== TEXTE FOURNI ==

| JUGÉ, -ÉE, part. passé, adj. et subst. I. − Part. passé de juger*. II. − Emploi adj. − C'est un homme jugé (fam., péj.). ,,Homme dont on connaît le peu de mérite, le peu d'honnêteté`` (Ac. 1878-1935). − Bien jugé, mal appelé. [Formule figurant dans l'arrêt confirmant le jugement de la juridiction inférieure dont est fait appel] ♦ Mal jugé, bien appelé. [Formule employée lorsque l'arrêt infirme le jugement frappé d'appel] Emploi subst. Mon cher Dutacq, Ce pauvre garçon n'est pas coupable, et il y a mal jugé, nous triompherons (Balzac, Corresp.,1839, p. 703).Emploi subst. masc. sing. à valeur de neutre. Il a fallu distinguer l'erreur juridique, soumise à la censure du tribunal suprême, d'avec le mal jugé, soit en droit, soit en fait, qui échappe à cette censure (Cournot, Fond. connaiss.,1851, p. 439). − (La) chose jugée. Ce qui est décidé par sentence judiciaire. M. Dufour commet la grave impertinence de s'inscrire en faux contre la chose jugée, qui m'est acquise tant qu'il n'y aura pas appel (Balzac, Corresp.,1836, p. 106).Que nous objecte-t-on? La chose jugée...? (Clemenceau, Iniquité,1899, p. 209).On a préféré la loi et la chose jugée à M. Lescouvé. Ils ont préféré Dreyfus à tout (Barrès, Cahiers, t. 7, 1908, p. 107). ♦ L'autorité de la chose jugée. Qualité que possède la sentence à partir du moment où elle est rendue par le fait qu'elle met fin au litige de façon irrévocable. La Chambre, de son autorité, impose à une circonscription un représentant qu'un arrêt ayant la force de chose jugée déclare criminel (Barrès, Cahiers, t. 11, 1918, p. 390): 1. L'autorité de la chose jugée n'a lieu qu'à l'égard de ce qui a fait l'objet du jugement. Il faut que la chose demandée soit la même; que la demande soit fondée sur la même cause; que la demande soit entre les mêmes parties, et formée par elles et contre elles en la même qualité.

== DONNÉES À TRAITER ==
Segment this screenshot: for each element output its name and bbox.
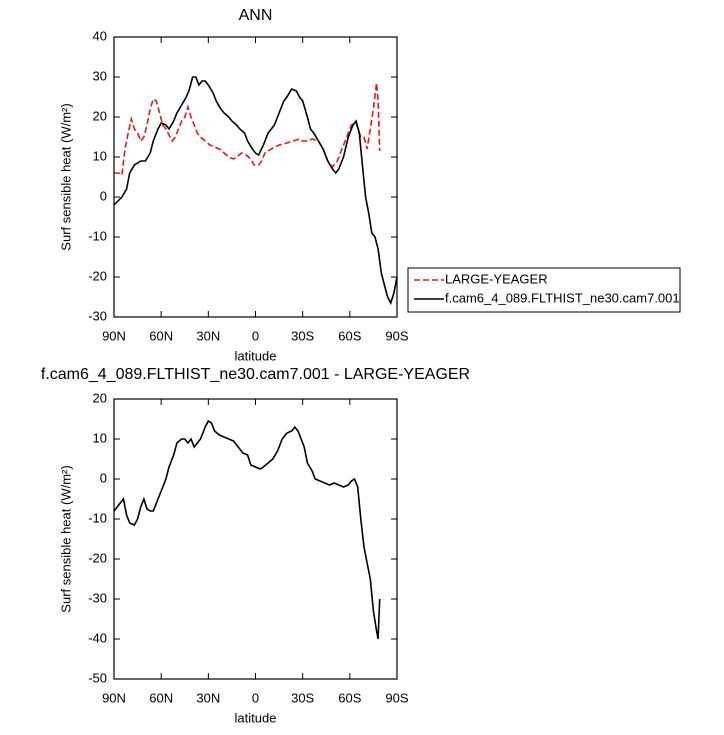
x-tick-label: 30N [196, 328, 220, 343]
y-tick-label: -10 [88, 510, 107, 525]
plot-frame [113, 398, 398, 680]
y-tick-label: -20 [88, 550, 107, 565]
x-tick-label: 60S [338, 690, 361, 705]
legend-label: f.cam6_4_089.FLTHIST_ne30.cam7.001 [445, 290, 680, 305]
x-axis-label: latitude [235, 710, 277, 725]
x-tick-label: 0 [252, 690, 259, 705]
y-tick-label: 10 [93, 148, 107, 163]
x-tick-label: 30N [196, 690, 220, 705]
y-tick-label: 0 [100, 188, 107, 203]
legend-box [407, 267, 681, 313]
y-tick-label: -30 [88, 308, 107, 323]
series-line [113, 76, 398, 306]
x-tick-label: 0 [252, 328, 259, 343]
y-tick-label: -50 [88, 670, 107, 685]
y-tick-label: 0 [100, 470, 107, 485]
x-tick-label: 90N [102, 690, 126, 705]
x-tick-label: 90S [385, 328, 408, 343]
x-tick-label: 60S [338, 328, 361, 343]
y-tick-label: 10 [93, 430, 107, 445]
chart-title: f.cam6_4_089.FLTHIST_ne30.cam7.001 - LAR… [41, 366, 470, 383]
y-tick-label: 40 [93, 28, 107, 43]
y-tick-label: -10 [88, 228, 107, 243]
y-tick-label: -30 [88, 590, 107, 605]
y-axis-label: Surf sensible heat (W/m²) [58, 103, 73, 250]
legend: LARGE-YEAGER f.cam6_4_089.FLTHIST_ne30.ca… [407, 267, 681, 313]
plot-frame [113, 36, 398, 318]
series-line [113, 419, 381, 640]
y-axis-label: Surf sensible heat (W/m²) [58, 465, 73, 612]
series-line [114, 82, 381, 177]
x-tick-label: 60N [149, 690, 173, 705]
x-tick-label: 60N [149, 328, 173, 343]
x-tick-label: 90N [102, 328, 126, 343]
x-axis-label: latitude [235, 348, 277, 363]
y-tick-label: 20 [93, 108, 107, 123]
x-tick-label: 90S [385, 690, 408, 705]
y-tick-label: -40 [88, 630, 107, 645]
y-tick-label: 30 [93, 68, 107, 83]
y-tick-label: 20 [93, 390, 107, 405]
x-tick-label: 30S [291, 328, 314, 343]
y-tick-label: -20 [88, 268, 107, 283]
x-tick-label: 30S [291, 690, 314, 705]
chart-title: ANN [239, 7, 273, 24]
legend-label: LARGE-YEAGER [445, 271, 548, 286]
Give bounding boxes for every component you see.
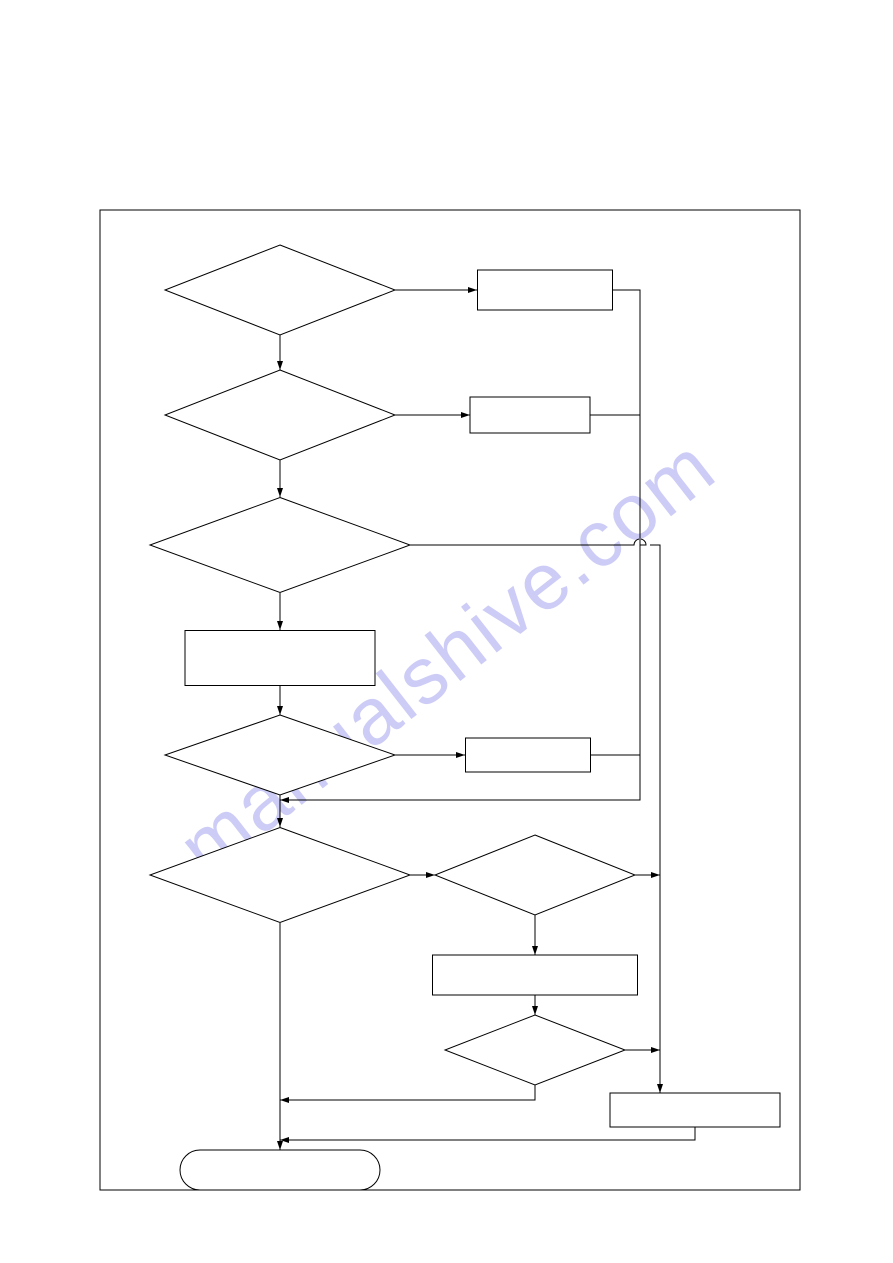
page: manualshive.com <box>0 0 893 1263</box>
flowchart-svg <box>0 0 893 1263</box>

== À FAIRE ==
a. Indiquez si chacune des affirmations suivantes concorde avec l'article sur le mot « jugé » : (i) la formule « Bien jugé, mal appelé » figure dans l'arrêt qui confirme le jugement de la juridiction inférieure ; (ii) l'expression « un homme jugé » y est présentée comme un emploi soutenu et élogieux ; (iii) l'autorité de la chose jugée s'étend à ce qui n'a pas fait l'objet du jugement. Répondez par oui ou par non pour chacune, en citant les mots décisifs de l'article sur le mot « jugé ».
b. Recopiez à l'identique les lignes du listing, de la ligne contenant « x-tick-label: 30N [196, 328, 220, 343] » à la ligne contenant « x-axis-label: latitude [235, 710, 277, 725] », ces deux lignes comprises.

== SOLUTIONS ==
a.
(i) Oui : « Formule figurant dans l'arrêt confirmant le jugement de la juridiction inférieure dont est fait appel ».
(ii) Non : « C'est un homme jugé (fam., péj.). »
(iii) Non : « L'autorité de la chose jugée n'a lieu qu'à l'égard de ce qui a fait l'objet du jugement. »

b.
x-tick-label: 30N [196, 328, 220, 343]
y-tick-label: -10 [88, 510, 107, 525]
plot-frame [113, 398, 398, 680]
y-tick-label: -20 [88, 550, 107, 565]
x-tick-label: 60S [338, 690, 361, 705]
legend-label: f.cam6_4_089.FLTHIST_ne30.cam7.001 [445, 290, 680, 305]
x-axis-label: latitude [235, 710, 277, 725]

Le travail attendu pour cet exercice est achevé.